-- Work to complete --
Show all lines holding the string "mejor".

___ Records

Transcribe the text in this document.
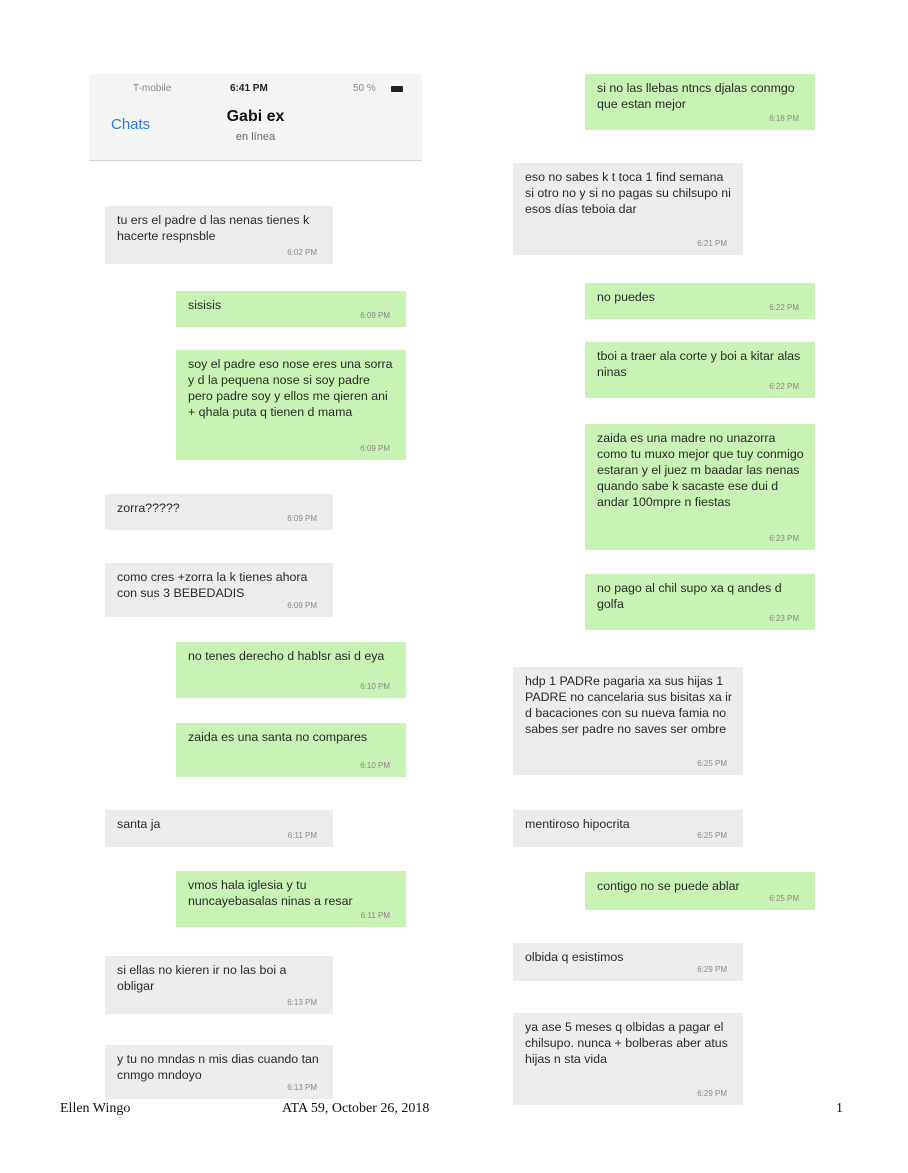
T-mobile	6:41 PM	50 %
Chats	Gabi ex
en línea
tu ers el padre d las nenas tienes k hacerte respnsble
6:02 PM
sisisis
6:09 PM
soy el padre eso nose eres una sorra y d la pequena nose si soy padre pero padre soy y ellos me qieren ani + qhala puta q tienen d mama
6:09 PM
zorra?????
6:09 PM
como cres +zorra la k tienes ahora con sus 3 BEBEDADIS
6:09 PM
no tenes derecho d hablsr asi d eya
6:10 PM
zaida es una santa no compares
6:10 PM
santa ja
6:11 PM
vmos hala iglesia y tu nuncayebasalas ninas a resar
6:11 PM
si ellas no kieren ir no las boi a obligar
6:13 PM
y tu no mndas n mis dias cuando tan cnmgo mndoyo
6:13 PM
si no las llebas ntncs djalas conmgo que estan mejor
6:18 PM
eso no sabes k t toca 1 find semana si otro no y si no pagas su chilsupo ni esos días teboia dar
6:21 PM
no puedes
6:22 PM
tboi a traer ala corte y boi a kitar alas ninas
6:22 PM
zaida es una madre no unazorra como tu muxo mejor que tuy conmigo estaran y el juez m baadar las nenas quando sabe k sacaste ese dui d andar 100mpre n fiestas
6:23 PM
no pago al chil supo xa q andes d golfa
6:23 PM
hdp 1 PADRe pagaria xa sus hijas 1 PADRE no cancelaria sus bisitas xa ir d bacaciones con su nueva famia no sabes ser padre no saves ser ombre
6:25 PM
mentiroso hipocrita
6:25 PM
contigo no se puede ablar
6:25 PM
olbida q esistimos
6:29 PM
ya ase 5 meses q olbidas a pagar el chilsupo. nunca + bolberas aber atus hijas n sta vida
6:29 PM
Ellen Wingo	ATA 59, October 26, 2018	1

______
___ Records

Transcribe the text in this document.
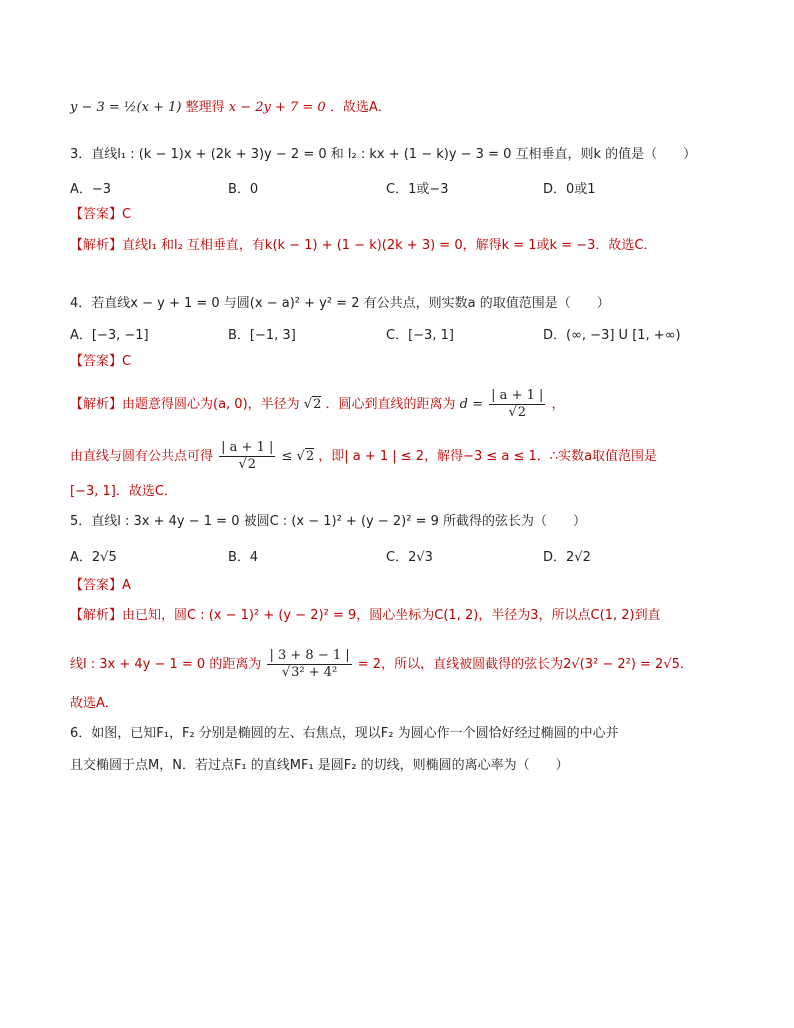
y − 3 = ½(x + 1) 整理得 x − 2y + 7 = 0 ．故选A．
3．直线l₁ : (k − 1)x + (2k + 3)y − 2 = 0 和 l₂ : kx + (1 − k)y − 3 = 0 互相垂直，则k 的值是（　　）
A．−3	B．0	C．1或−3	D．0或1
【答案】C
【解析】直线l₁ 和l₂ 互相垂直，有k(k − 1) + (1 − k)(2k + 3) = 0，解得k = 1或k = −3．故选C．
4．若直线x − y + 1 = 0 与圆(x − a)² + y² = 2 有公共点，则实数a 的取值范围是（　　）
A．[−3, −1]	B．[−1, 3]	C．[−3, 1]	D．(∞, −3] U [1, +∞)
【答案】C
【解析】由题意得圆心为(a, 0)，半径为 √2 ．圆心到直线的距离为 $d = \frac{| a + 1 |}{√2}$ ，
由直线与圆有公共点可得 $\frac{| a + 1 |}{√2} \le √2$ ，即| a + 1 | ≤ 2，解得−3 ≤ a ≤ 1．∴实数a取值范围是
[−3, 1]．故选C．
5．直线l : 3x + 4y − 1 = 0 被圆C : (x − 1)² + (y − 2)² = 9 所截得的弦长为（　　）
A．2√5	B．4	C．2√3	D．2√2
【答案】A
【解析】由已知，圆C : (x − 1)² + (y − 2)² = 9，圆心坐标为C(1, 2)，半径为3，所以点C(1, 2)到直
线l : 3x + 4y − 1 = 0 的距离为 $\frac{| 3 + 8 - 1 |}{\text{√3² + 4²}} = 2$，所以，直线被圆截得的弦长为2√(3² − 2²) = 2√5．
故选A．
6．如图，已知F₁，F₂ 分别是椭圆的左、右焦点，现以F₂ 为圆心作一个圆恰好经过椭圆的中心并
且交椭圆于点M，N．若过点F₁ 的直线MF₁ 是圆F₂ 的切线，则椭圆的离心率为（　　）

______

-- Correct output --
si no las llebas ntncs djalas conmgo que estan mejor
zaida es una madre no unazorra como tu muxo mejor que tuy conmigo estaran y el juez m baadar las nenas quando sabe k sacaste ese dui d andar 100mpre n fiestas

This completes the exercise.